▶ **Aim of the exercise**
Restate the full listing word for word and leave the pictures out.

▶ **Data for processing**
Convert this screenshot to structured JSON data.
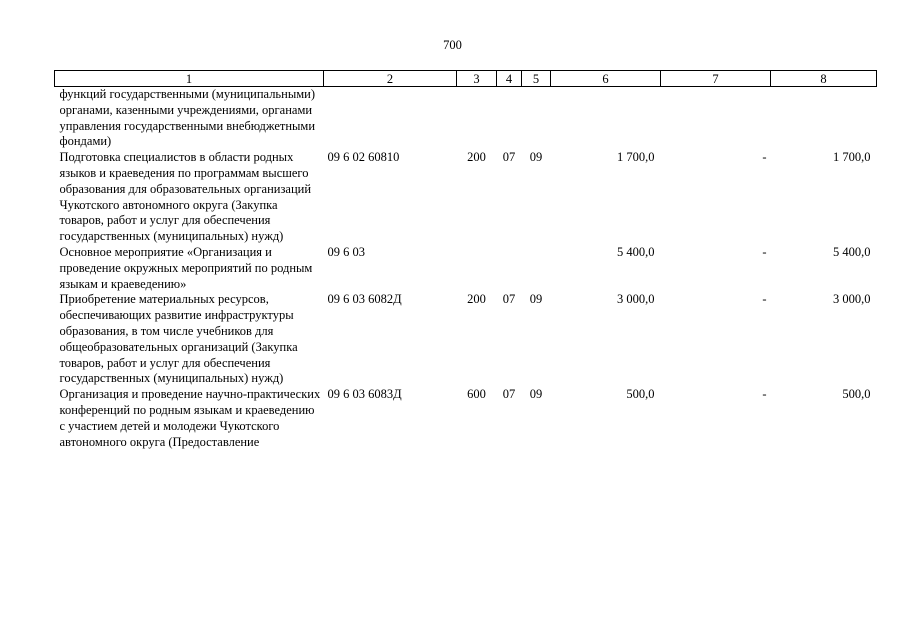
{
  "page_number": "700",
  "header": [
    "1",
    "2",
    "3",
    "4",
    "5",
    "6",
    "7",
    "8"
  ],
  "rows": [
    {
      "name": "функций государственными (муниципальными) органами, казенными учреждениями, органами управления государственными внебюджетными фондами)",
      "code": "",
      "vr": "",
      "rz": "",
      "pr": "",
      "sum": "",
      "change": "",
      "total": ""
    },
    {
      "name": "Подготовка специалистов в области родных языков и краеведения по программам высшего образования для образовательных организаций Чукотского автономного округа (Закупка товаров, работ и услуг для обеспечения государственных (муниципальных) нужд)",
      "code": "09 6 02 60810",
      "vr": "200",
      "rz": "07",
      "pr": "09",
      "sum": "1 700,0",
      "change": "-",
      "total": "1 700,0"
    },
    {
      "name": "Основное мероприятие «Организация и проведение окружных мероприятий по родным языкам и краеведению»",
      "code": "09 6 03",
      "vr": "",
      "rz": "",
      "pr": "",
      "sum": "5 400,0",
      "change": "-",
      "total": "5 400,0"
    },
    {
      "name": "Приобретение материальных ресурсов, обеспечивающих развитие инфраструктуры образования, в том числе учебников для общеобразовательных организаций (Закупка товаров, работ и услуг для обеспечения государственных (муниципальных) нужд)",
      "code": "09 6 03 6082Д",
      "vr": "200",
      "rz": "07",
      "pr": "09",
      "sum": "3 000,0",
      "change": "-",
      "total": "3 000,0"
    },
    {
      "name": "Организация и проведение научно-практических конференций по родным языкам и краеведению с участием детей и молодежи Чукотского автономного округа (Предоставление",
      "code": "09 6 03 6083Д",
      "vr": "600",
      "rz": "07",
      "pr": "09",
      "sum": "500,0",
      "change": "-",
      "total": "500,0"
    }
  ]
}
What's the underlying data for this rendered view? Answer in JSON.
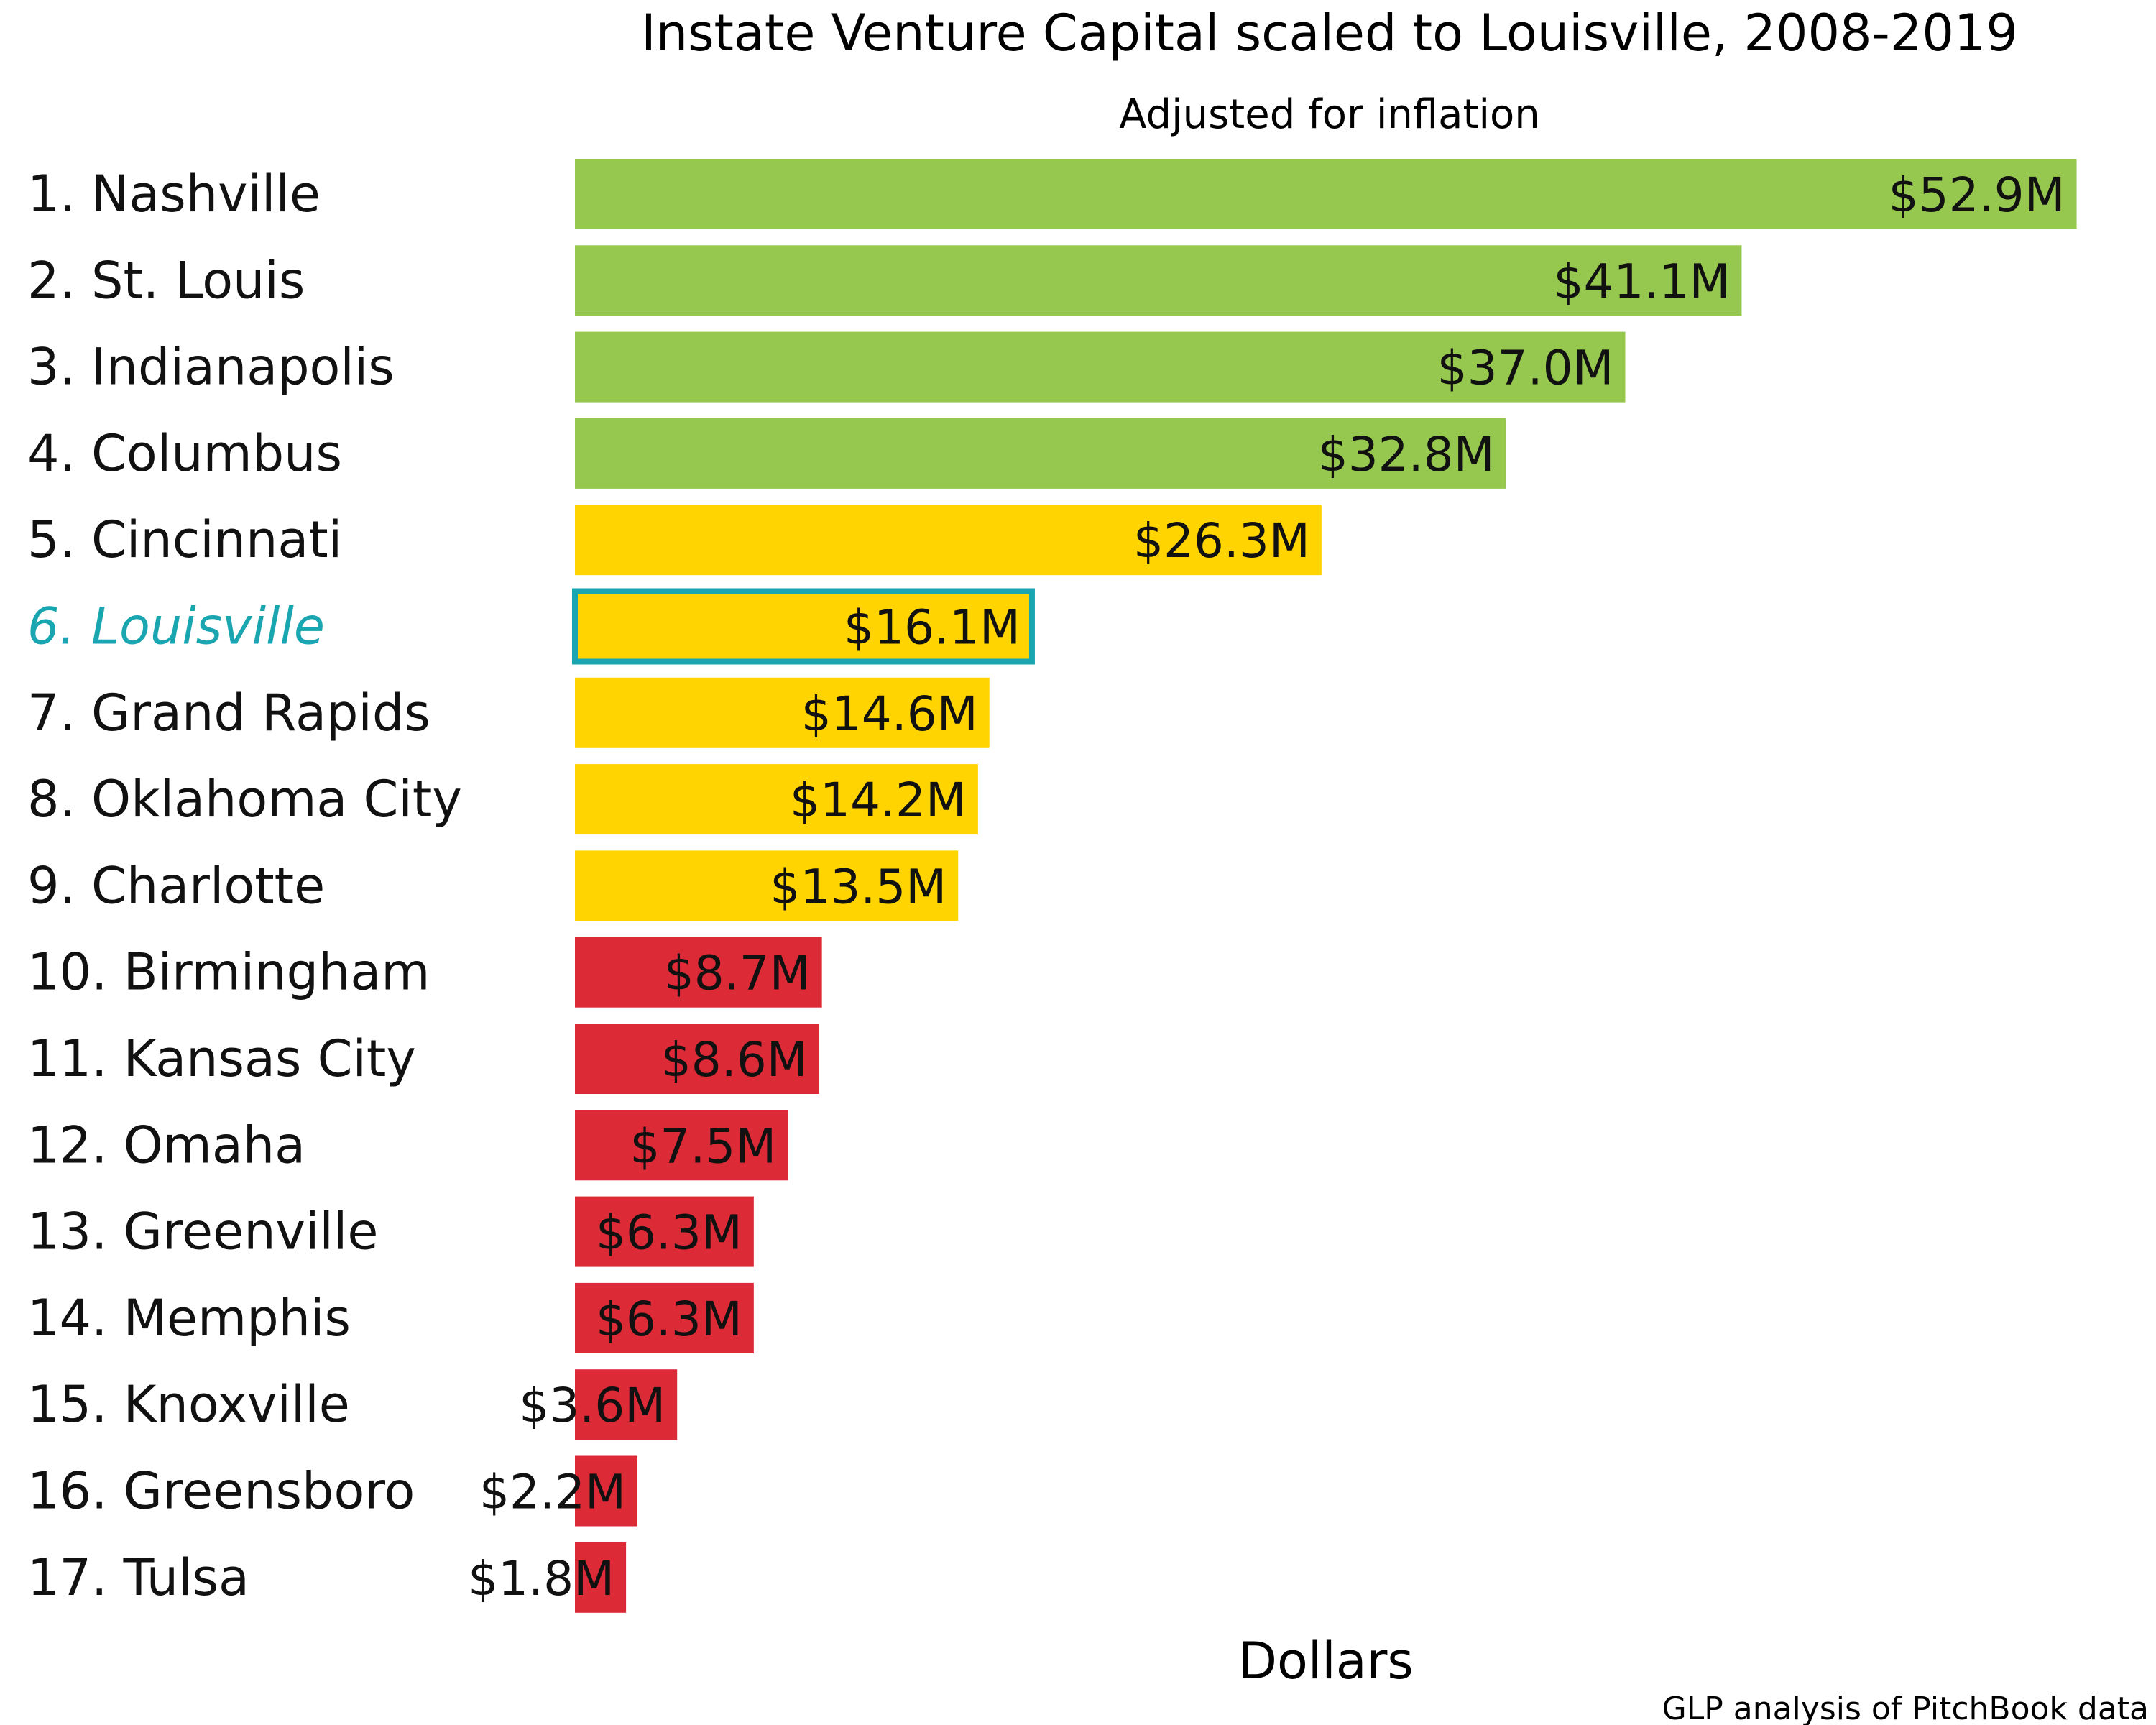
{
  "chart_data": {
    "type": "bar",
    "orientation": "horizontal",
    "title": "Instate Venture Capital scaled to Louisville, 2008-2019",
    "subtitle": "Adjusted for inflation",
    "xlabel": "Dollars",
    "ylabel": "",
    "caption": "GLP analysis of PitchBook data",
    "xlim": [
      0,
      55
    ],
    "grid": false,
    "legend": "none",
    "categories": [
      "1. Nashville",
      "2. St. Louis",
      "3. Indianapolis",
      "4. Columbus",
      "5. Cincinnati",
      "6. Louisville",
      "7. Grand Rapids",
      "8. Oklahoma City",
      "9. Charlotte",
      "10. Birmingham",
      "11. Kansas City",
      "12. Omaha",
      "13. Greenville",
      "14. Memphis",
      "15. Knoxville",
      "16. Greensboro",
      "17. Tulsa"
    ],
    "values": [
      52.9,
      41.1,
      37.0,
      32.8,
      26.3,
      16.1,
      14.6,
      14.2,
      13.5,
      8.7,
      8.6,
      7.5,
      6.3,
      6.3,
      3.6,
      2.2,
      1.8
    ],
    "value_labels": [
      "$52.9M",
      "$41.1M",
      "$37.0M",
      "$32.8M",
      "$26.3M",
      "$16.1M",
      "$14.6M",
      "$14.2M",
      "$13.5M",
      "$8.7M",
      "$8.6M",
      "$7.5M",
      "$6.3M",
      "$6.3M",
      "$3.6M",
      "$2.2M",
      "$1.8M"
    ],
    "tiers": [
      "top",
      "top",
      "top",
      "top",
      "middle",
      "middle",
      "middle",
      "middle",
      "middle",
      "bottom",
      "bottom",
      "bottom",
      "bottom",
      "bottom",
      "bottom",
      "bottom",
      "bottom"
    ],
    "highlight": "6. Louisville",
    "colors": {
      "top": "#96c84f",
      "middle": "#ffd400",
      "bottom": "#dc2a36",
      "highlight": "#1aa6b0",
      "text": "#111111"
    }
  }
}
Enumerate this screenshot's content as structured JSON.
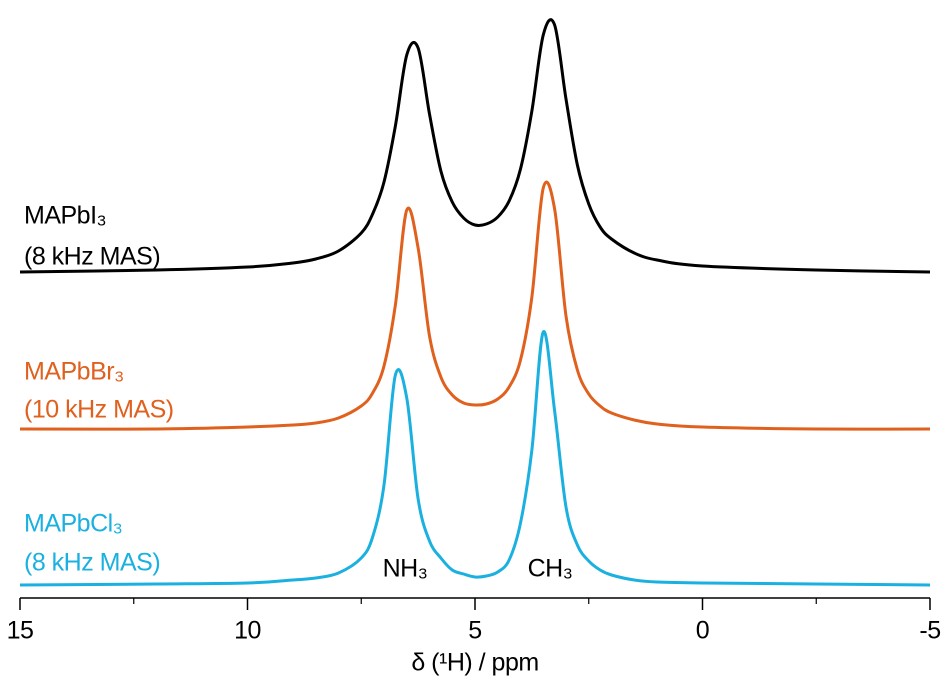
{
  "chart_data": {
    "type": "line",
    "xlabel": "δ (¹H) / ppm",
    "xlim": [
      15,
      -5
    ],
    "xticks": [
      15,
      10,
      5,
      0,
      -5
    ],
    "xminorticks": [
      12.5,
      7.5,
      2.5,
      -2.5
    ],
    "x": [
      15,
      12,
      10,
      9,
      8.5,
      8,
      7.5,
      7.25,
      7,
      6.75,
      6.5,
      6.25,
      6,
      5.75,
      5.5,
      5.25,
      5,
      4.75,
      4.5,
      4.25,
      4,
      3.75,
      3.5,
      3.25,
      3,
      2.75,
      2.5,
      2.25,
      2,
      1.5,
      1,
      0,
      -2.5,
      -5
    ],
    "series": [
      {
        "name": "MAPbI₃",
        "conditions": "(8 kHz MAS)",
        "color": "#000000",
        "values": [
          1,
          3,
          6,
          10,
          14,
          22,
          40,
          59,
          91,
          147,
          218,
          225,
          159,
          102,
          71,
          55,
          48,
          49,
          56,
          72,
          104,
          162,
          238,
          248,
          174,
          108,
          69,
          46,
          34,
          20,
          13,
          7,
          3,
          1
        ]
      },
      {
        "name": "MAPbBr₃",
        "conditions": "(10 kHz MAS)",
        "color": "#e0601e",
        "values": [
          1,
          1,
          3,
          5,
          7,
          12,
          24,
          37,
          64,
          125,
          220,
          182,
          94,
          53,
          35,
          27,
          25,
          26,
          31,
          43,
          70,
          133,
          242,
          221,
          114,
          60,
          36,
          24,
          17,
          10,
          6,
          3,
          1,
          1
        ]
      },
      {
        "name": "MAPbCl₃",
        "conditions": "(8 kHz MAS)",
        "color": "#1ab0e0",
        "values": [
          0,
          1,
          2,
          5,
          7,
          12,
          27,
          48,
          100,
          210,
          187,
          86,
          44,
          27,
          15,
          11,
          8,
          9,
          13,
          25,
          62,
          135,
          253,
          174,
          78,
          40,
          24,
          15,
          10,
          5,
          3,
          2,
          1,
          0
        ]
      }
    ],
    "annotations": [
      "NH₃",
      "CH₃"
    ]
  }
}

▶ **Task output**
Convert this screenshot to structured JSON data.
{
  "page_number": "700",
  "header": [
    "1",
    "2",
    "3",
    "4",
    "5",
    "6",
    "7",
    "8"
  ],
  "rows": [
    {
      "name": "функций государственными (муниципальными) органами, казенными учреждениями, органами управления государственными внебюджетными фондами)",
      "code": "",
      "vr": "",
      "rz": "",
      "pr": "",
      "sum": "",
      "change": "",
      "total": ""
    },
    {
      "name": "Подготовка специалистов в области родных языков и краеведения по программам высшего образования для образовательных организаций Чукотского автономного округа (Закупка товаров, работ и услуг для обеспечения государственных (муниципальных) нужд)",
      "code": "09 6 02 60810",
      "vr": "200",
      "rz": "07",
      "pr": "09",
      "sum": "1 700,0",
      "change": "-",
      "total": "1 700,0"
    },
    {
      "name": "Основное мероприятие «Организация и проведение окружных мероприятий по родным языкам и краеведению»",
      "code": "09 6 03",
      "vr": "",
      "rz": "",
      "pr": "",
      "sum": "5 400,0",
      "change": "-",
      "total": "5 400,0"
    },
    {
      "name": "Приобретение материальных ресурсов, обеспечивающих развитие инфраструктуры образования, в том числе учебников для общеобразовательных организаций (Закупка товаров, работ и услуг для обеспечения государственных (муниципальных) нужд)",
      "code": "09 6 03 6082Д",
      "vr": "200",
      "rz": "07",
      "pr": "09",
      "sum": "3 000,0",
      "change": "-",
      "total": "3 000,0"
    },
    {
      "name": "Организация и проведение научно-практических конференций по родным языкам и краеведению с участием детей и молодежи Чукотского автономного округа (Предоставление",
      "code": "09 6 03 6083Д",
      "vr": "600",
      "rz": "07",
      "pr": "09",
      "sum": "500,0",
      "change": "-",
      "total": "500,0"
    }
  ]
}
What's the underlying data for this rendered view? Answer in JSON.
{
  "chart_data": {
    "type": "bar",
    "orientation": "horizontal",
    "title": "Instate Venture Capital scaled to Louisville, 2008-2019",
    "subtitle": "Adjusted for inflation",
    "xlabel": "Dollars",
    "ylabel": "",
    "caption": "GLP analysis of PitchBook data",
    "xlim": [
      0,
      55
    ],
    "grid": false,
    "legend": "none",
    "categories": [
      "1. Nashville",
      "2. St. Louis",
      "3. Indianapolis",
      "4. Columbus",
      "5. Cincinnati",
      "6. Louisville",
      "7. Grand Rapids",
      "8. Oklahoma City",
      "9. Charlotte",
      "10. Birmingham",
      "11. Kansas City",
      "12. Omaha",
      "13. Greenville",
      "14. Memphis",
      "15. Knoxville",
      "16. Greensboro",
      "17. Tulsa"
    ],
    "values": [
      52.9,
      41.1,
      37.0,
      32.8,
      26.3,
      16.1,
      14.6,
      14.2,
      13.5,
      8.7,
      8.6,
      7.5,
      6.3,
      6.3,
      3.6,
      2.2,
      1.8
    ],
    "value_labels": [
      "$52.9M",
      "$41.1M",
      "$37.0M",
      "$32.8M",
      "$26.3M",
      "$16.1M",
      "$14.6M",
      "$14.2M",
      "$13.5M",
      "$8.7M",
      "$8.6M",
      "$7.5M",
      "$6.3M",
      "$6.3M",
      "$3.6M",
      "$2.2M",
      "$1.8M"
    ],
    "tiers": [
      "top",
      "top",
      "top",
      "top",
      "middle",
      "middle",
      "middle",
      "middle",
      "middle",
      "bottom",
      "bottom",
      "bottom",
      "bottom",
      "bottom",
      "bottom",
      "bottom",
      "bottom"
    ],
    "highlight": "6. Louisville",
    "colors": {
      "top": "#96c84f",
      "middle": "#ffd400",
      "bottom": "#dc2a36",
      "highlight": "#1aa6b0",
      "text": "#111111"
    }
  }
}
Enumerate this screenshot's content as structured JSON.
{
  "chart_data": {
    "type": "line",
    "xlabel": "δ (¹H) / ppm",
    "xlim": [
      15,
      -5
    ],
    "xticks": [
      15,
      10,
      5,
      0,
      -5
    ],
    "xminorticks": [
      12.5,
      7.5,
      2.5,
      -2.5
    ],
    "x": [
      15,
      12,
      10,
      9,
      8.5,
      8,
      7.5,
      7.25,
      7,
      6.75,
      6.5,
      6.25,
      6,
      5.75,
      5.5,
      5.25,
      5,
      4.75,
      4.5,
      4.25,
      4,
      3.75,
      3.5,
      3.25,
      3,
      2.75,
      2.5,
      2.25,
      2,
      1.5,
      1,
      0,
      -2.5,
      -5
    ],
    "series": [
      {
        "name": "MAPbI₃",
        "conditions": "(8 kHz MAS)",
        "color": "#000000",
        "values": [
          1,
          3,
          6,
          10,
          14,
          22,
          40,
          59,
          91,
          147,
          218,
          225,
          159,
          102,
          71,
          55,
          48,
          49,
          56,
          72,
          104,
          162,
          238,
          248,
          174,
          108,
          69,
          46,
          34,
          20,
          13,
          7,
          3,
          1
        ]
      },
      {
        "name": "MAPbBr₃",
        "conditions": "(10 kHz MAS)",
        "color": "#e0601e",
        "values": [
          1,
          1,
          3,
          5,
          7,
          12,
          24,
          37,
          64,
          125,
          220,
          182,
          94,
          53,
          35,
          27,
          25,
          26,
          31,
          43,
          70,
          133,
          242,
          221,
          114,
          60,
          36,
          24,
          17,
          10,
          6,
          3,
          1,
          1
        ]
      },
      {
        "name": "MAPbCl₃",
        "conditions": "(8 kHz MAS)",
        "color": "#1ab0e0",
        "values": [
          0,
          1,
          2,
          5,
          7,
          12,
          27,
          48,
          100,
          210,
          187,
          86,
          44,
          27,
          15,
          11,
          8,
          9,
          13,
          25,
          62,
          135,
          253,
          174,
          78,
          40,
          24,
          15,
          10,
          5,
          3,
          2,
          1,
          0
        ]
      }
    ],
    "annotations": [
      "NH₃",
      "CH₃"
    ]
  }
}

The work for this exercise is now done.